TO BE DONE:
Your task is to transcribe all the entries exactly, excluding pictures.

EXCERPTED DATA:
+++++

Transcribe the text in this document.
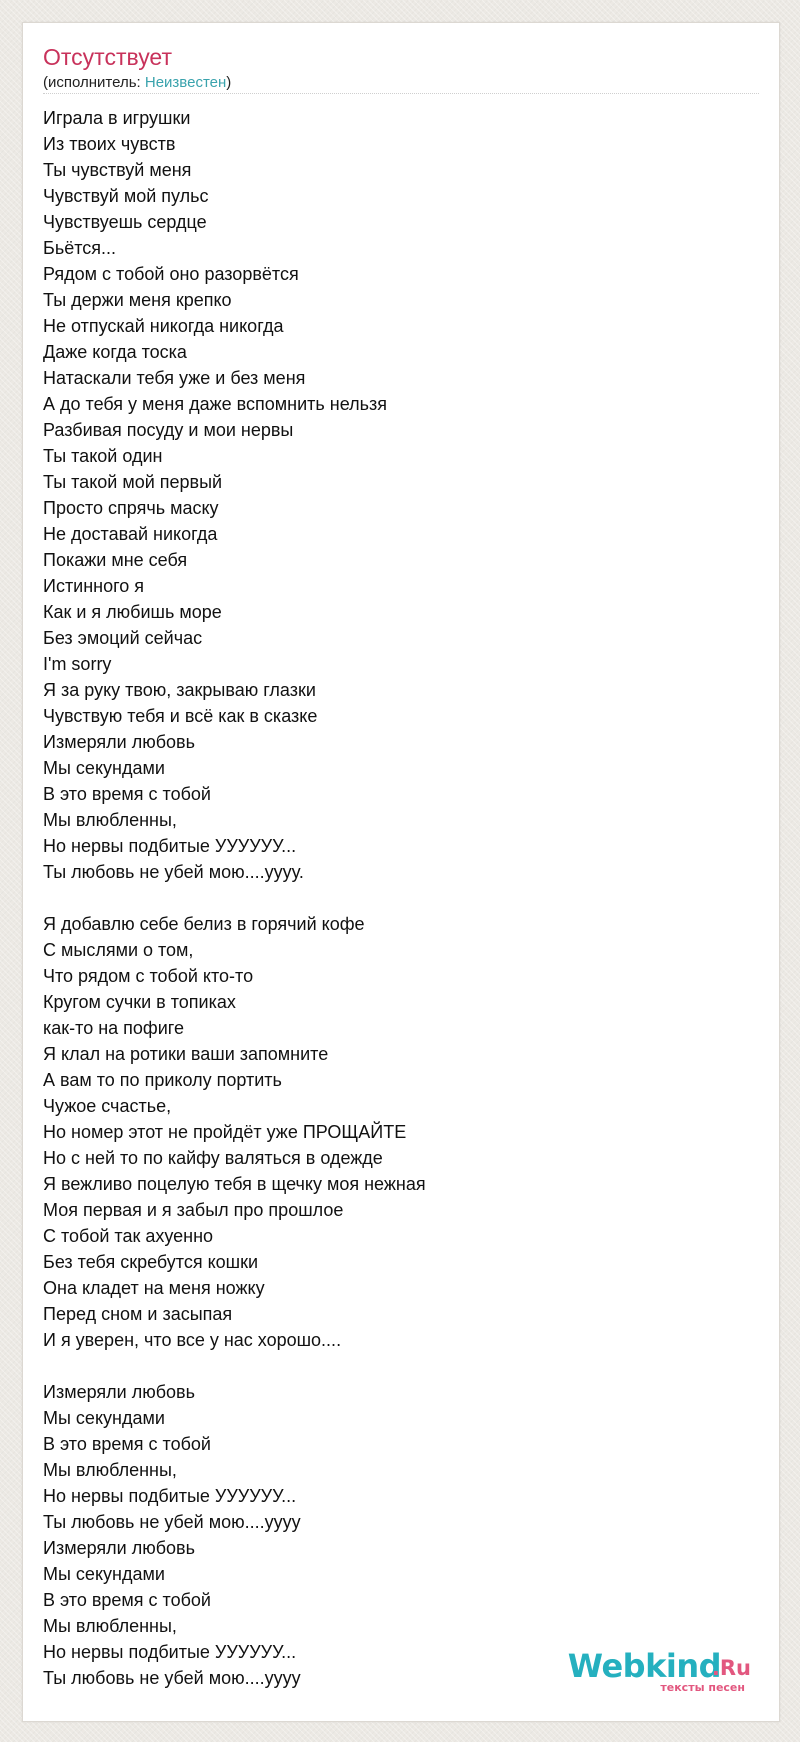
Отсутствует
(исполнитель: Неизвестен)
Играла в игрушки
Из твоих чувств
Ты чувствуй меня
Чувствуй мой пульс
Чувствуешь сердце
Бьётся...
Рядом с тобой оно разорвётся
Ты держи меня крепко
Не отпускай никогда никогда
Даже когда тоска
Натаскали тебя уже и без меня
А до тебя у меня даже вспомнить нельзя
Разбивая посуду и мои нервы
Ты такой один
Ты такой мой первый
Просто спрячь маску
Не доставай никогда
Покажи мне себя
Истинного я
Как и я любишь море
Без эмоций сейчас
I'm sorry
Я за руку твою, закрываю глазки
Чувствую тебя и всё как в сказке
Измеряли любовь
Мы секундами
В это время с тобой
Мы влюбленны,
Но нервы подбитые УУУУУУ...
Ты любовь не убей мою....уууу.
Я добавлю себе белиз в горячий кофе
С мыслями о том,
Что рядом с тобой кто-то
Кругом сучки в топиках
как-то на пофиге
Я клал на ротики ваши запомните
А вам то по приколу портить
Чужое счастье,
Но номер этот не пройдёт уже ПРОЩАЙТЕ
Но с ней то по кайфу валяться в одежде
Я вежливо поцелую тебя в щечку моя нежная
Моя первая и я забыл про прошлое
С тобой так ахуенно
Без тебя скребутся кошки
Она кладет на меня ножку
Перед сном и засыпая
И я уверен, что все у нас хорошо....
Измеряли любовь
Мы секундами
В это время с тобой
Мы влюбленны,
Но нервы подбитые УУУУУУ...
Ты любовь не убей мою....уууу
Измеряли любовь
Мы секундами
В это время с тобой
Мы влюбленны,
Но нервы подбитые УУУУУУ...
Ты любовь не убей мою....уууу	Webkind
.Ru
тексты песен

+++++

FINAL RESULT:
Transcribe the text in this document.
Отсутствует
(исполнитель: Неизвестен)
Играла в игрушки
Из твоих чувств
Ты чувствуй меня
Чувствуй мой пульс
Чувствуешь сердце
Бьётся...
Рядом с тобой оно разорвётся
Ты держи меня крепко
Не отпускай никогда никогда
Даже когда тоска
Натаскали тебя уже и без меня
А до тебя у меня даже вспомнить нельзя
Разбивая посуду и мои нервы
Ты такой один
Ты такой мой первый
Просто спрячь маску
Не доставай никогда
Покажи мне себя
Истинного я
Как и я любишь море
Без эмоций сейчас
I'm sorry
Я за руку твою, закрываю глазки
Чувствую тебя и всё как в сказке
Измеряли любовь
Мы секундами
В это время с тобой
Мы влюбленны,
Но нервы подбитые УУУУУУ...
Ты любовь не убей мою....уууу.
Я добавлю себе белиз в горячий кофе
С мыслями о том,
Что рядом с тобой кто-то
Кругом сучки в топиках
как-то на пофиге
Я клал на ротики ваши запомните
А вам то по приколу портить
Чужое счастье,
Но номер этот не пройдёт уже ПРОЩАЙТЕ
Но с ней то по кайфу валяться в одежде
Я вежливо поцелую тебя в щечку моя нежная
Моя первая и я забыл про прошлое
С тобой так ахуенно
Без тебя скребутся кошки
Она кладет на меня ножку
Перед сном и засыпая
И я уверен, что все у нас хорошо....
Измеряли любовь
Мы секундами
В это время с тобой
Мы влюбленны,
Но нервы подбитые УУУУУУ...
Ты любовь не убей мою....уууу
Измеряли любовь
Мы секундами
В это время с тобой
Мы влюбленны,
Но нервы подбитые УУУУУУ...
Ты любовь не убей мою....уууу	Webkind
.Ru
тексты песен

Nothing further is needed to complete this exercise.